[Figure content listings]
-*-

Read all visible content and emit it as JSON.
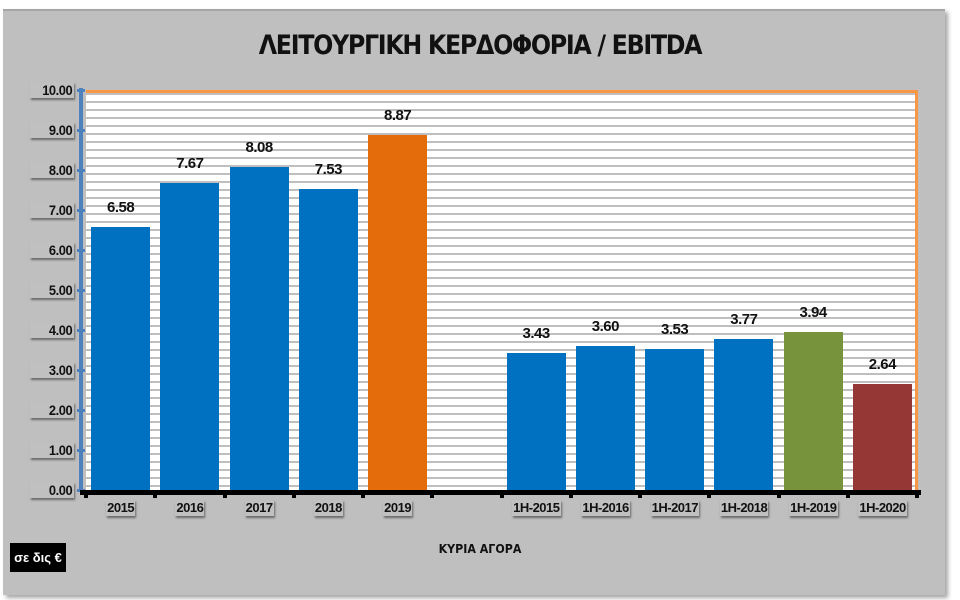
{
  "chart_data": {
    "type": "bar",
    "title": "ΛΕΙΤΟΥΡΓΙΚΗ ΚΕΡΔΟΦΟΡΙΑ / EBITDA",
    "xlabel": "ΚΥΡΙΑ ΑΓΟΡΑ",
    "ylabel": "",
    "unit_label": "σε δις €",
    "ylim": [
      0,
      10
    ],
    "yticks": [
      "0.00",
      "1.00",
      "2.00",
      "3.00",
      "4.00",
      "5.00",
      "6.00",
      "7.00",
      "8.00",
      "9.00",
      "10.00"
    ],
    "grid": true,
    "legend": "none",
    "categories": [
      "2015",
      "2016",
      "2017",
      "2018",
      "2019",
      "",
      "1H-2015",
      "1H-2016",
      "1H-2017",
      "1H-2018",
      "1H-2019",
      "1H-2020"
    ],
    "values": [
      6.58,
      7.67,
      8.08,
      7.53,
      8.87,
      null,
      3.43,
      3.6,
      3.53,
      3.77,
      3.94,
      2.64
    ],
    "value_labels": [
      "6.58",
      "7.67",
      "8.08",
      "7.53",
      "8.87",
      "",
      "3.43",
      "3.60",
      "3.53",
      "3.77",
      "3.94",
      "2.64"
    ],
    "bar_colors": [
      "#0070c0",
      "#0070c0",
      "#0070c0",
      "#0070c0",
      "#e46c0a",
      "",
      "#0070c0",
      "#0070c0",
      "#0070c0",
      "#0070c0",
      "#77933c",
      "#953735"
    ]
  },
  "colors": {
    "background": "#bfbfbf",
    "plot_border": "#f79646",
    "y_axis": "#4f81bd",
    "gridline": "#bfbfbf"
  }
}
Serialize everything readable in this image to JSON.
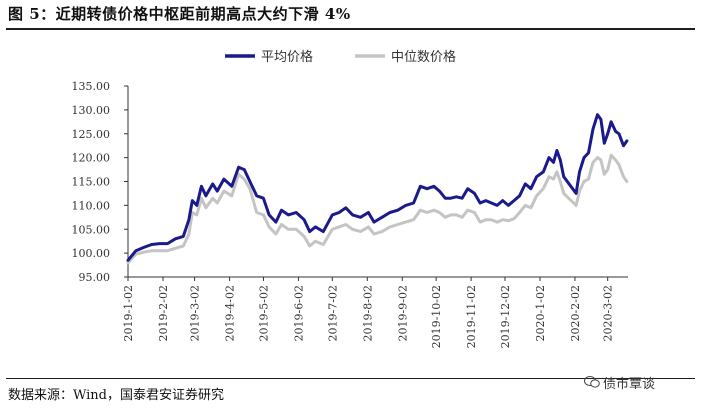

-*-

• **DESCRIPTION OF THE TASK**: Repeat the material above in full and exactly, apart from the pictures.

• **ANSWER BELOW**:
Read all visible content and emit it as JSON.
{
  "chart_data": {
    "type": "bar",
    "title": "ΛΕΙΤΟΥΡΓΙΚΗ ΚΕΡΔΟΦΟΡΙΑ / EBITDA",
    "xlabel": "ΚΥΡΙΑ ΑΓΟΡΑ",
    "ylabel": "",
    "unit_label": "σε δις €",
    "ylim": [
      0,
      10
    ],
    "yticks": [
      "0.00",
      "1.00",
      "2.00",
      "3.00",
      "4.00",
      "5.00",
      "6.00",
      "7.00",
      "8.00",
      "9.00",
      "10.00"
    ],
    "grid": true,
    "legend": "none",
    "categories": [
      "2015",
      "2016",
      "2017",
      "2018",
      "2019",
      "",
      "1H-2015",
      "1H-2016",
      "1H-2017",
      "1H-2018",
      "1H-2019",
      "1H-2020"
    ],
    "values": [
      6.58,
      7.67,
      8.08,
      7.53,
      8.87,
      null,
      3.43,
      3.6,
      3.53,
      3.77,
      3.94,
      2.64
    ],
    "value_labels": [
      "6.58",
      "7.67",
      "8.08",
      "7.53",
      "8.87",
      "",
      "3.43",
      "3.60",
      "3.53",
      "3.77",
      "3.94",
      "2.64"
    ],
    "bar_colors": [
      "#0070c0",
      "#0070c0",
      "#0070c0",
      "#0070c0",
      "#e46c0a",
      "",
      "#0070c0",
      "#0070c0",
      "#0070c0",
      "#0070c0",
      "#77933c",
      "#953735"
    ]
  },
  "colors": {
    "background": "#bfbfbf",
    "plot_border": "#f79646",
    "y_axis": "#4f81bd",
    "gridline": "#bfbfbf"
  }
}
Serialize everything readable in this image to JSON.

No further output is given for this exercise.